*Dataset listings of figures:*
_ _ _ _ _

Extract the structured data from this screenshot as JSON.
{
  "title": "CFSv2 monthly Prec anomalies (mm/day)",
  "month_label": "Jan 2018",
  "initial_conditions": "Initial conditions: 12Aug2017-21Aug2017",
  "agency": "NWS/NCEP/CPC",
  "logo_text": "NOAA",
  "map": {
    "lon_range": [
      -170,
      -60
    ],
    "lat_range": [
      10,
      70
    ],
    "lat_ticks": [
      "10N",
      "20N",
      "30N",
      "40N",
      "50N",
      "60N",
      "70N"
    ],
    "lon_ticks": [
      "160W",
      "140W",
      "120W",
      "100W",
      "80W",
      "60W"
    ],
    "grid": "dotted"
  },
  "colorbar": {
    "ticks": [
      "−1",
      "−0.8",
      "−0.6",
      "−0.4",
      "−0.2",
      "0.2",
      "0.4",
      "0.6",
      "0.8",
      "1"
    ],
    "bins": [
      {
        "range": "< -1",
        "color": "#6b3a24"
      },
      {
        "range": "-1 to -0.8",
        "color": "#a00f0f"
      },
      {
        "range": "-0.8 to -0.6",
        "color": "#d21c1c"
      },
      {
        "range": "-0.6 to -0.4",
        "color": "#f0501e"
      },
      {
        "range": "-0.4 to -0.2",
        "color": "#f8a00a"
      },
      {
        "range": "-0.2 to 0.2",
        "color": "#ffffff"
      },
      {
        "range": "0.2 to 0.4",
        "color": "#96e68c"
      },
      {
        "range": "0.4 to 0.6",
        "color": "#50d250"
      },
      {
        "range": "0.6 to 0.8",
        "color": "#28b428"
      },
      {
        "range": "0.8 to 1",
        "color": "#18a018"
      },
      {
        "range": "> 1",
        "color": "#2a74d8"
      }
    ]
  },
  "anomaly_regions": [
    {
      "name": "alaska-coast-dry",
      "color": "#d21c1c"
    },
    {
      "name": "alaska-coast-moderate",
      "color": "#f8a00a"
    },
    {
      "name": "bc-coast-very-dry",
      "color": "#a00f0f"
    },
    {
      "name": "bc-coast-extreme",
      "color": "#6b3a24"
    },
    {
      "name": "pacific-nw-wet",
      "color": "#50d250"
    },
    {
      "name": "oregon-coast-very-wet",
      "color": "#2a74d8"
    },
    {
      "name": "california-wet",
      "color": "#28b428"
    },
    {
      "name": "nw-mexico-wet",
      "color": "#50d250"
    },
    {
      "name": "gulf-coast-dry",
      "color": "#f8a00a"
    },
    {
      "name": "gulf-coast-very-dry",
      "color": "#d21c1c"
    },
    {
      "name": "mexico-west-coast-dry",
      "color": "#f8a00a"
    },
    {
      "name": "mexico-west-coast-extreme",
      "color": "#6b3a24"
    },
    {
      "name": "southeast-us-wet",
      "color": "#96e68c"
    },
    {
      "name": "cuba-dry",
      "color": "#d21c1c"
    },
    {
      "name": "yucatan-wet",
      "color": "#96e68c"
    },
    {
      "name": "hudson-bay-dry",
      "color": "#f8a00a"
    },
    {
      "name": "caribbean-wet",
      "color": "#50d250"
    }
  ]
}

_ _ _ _ _

*STATED EXERCISE:* Give the count of lines in the data shown above that contain "very", and nothing else.

*TASK RESULT:* 3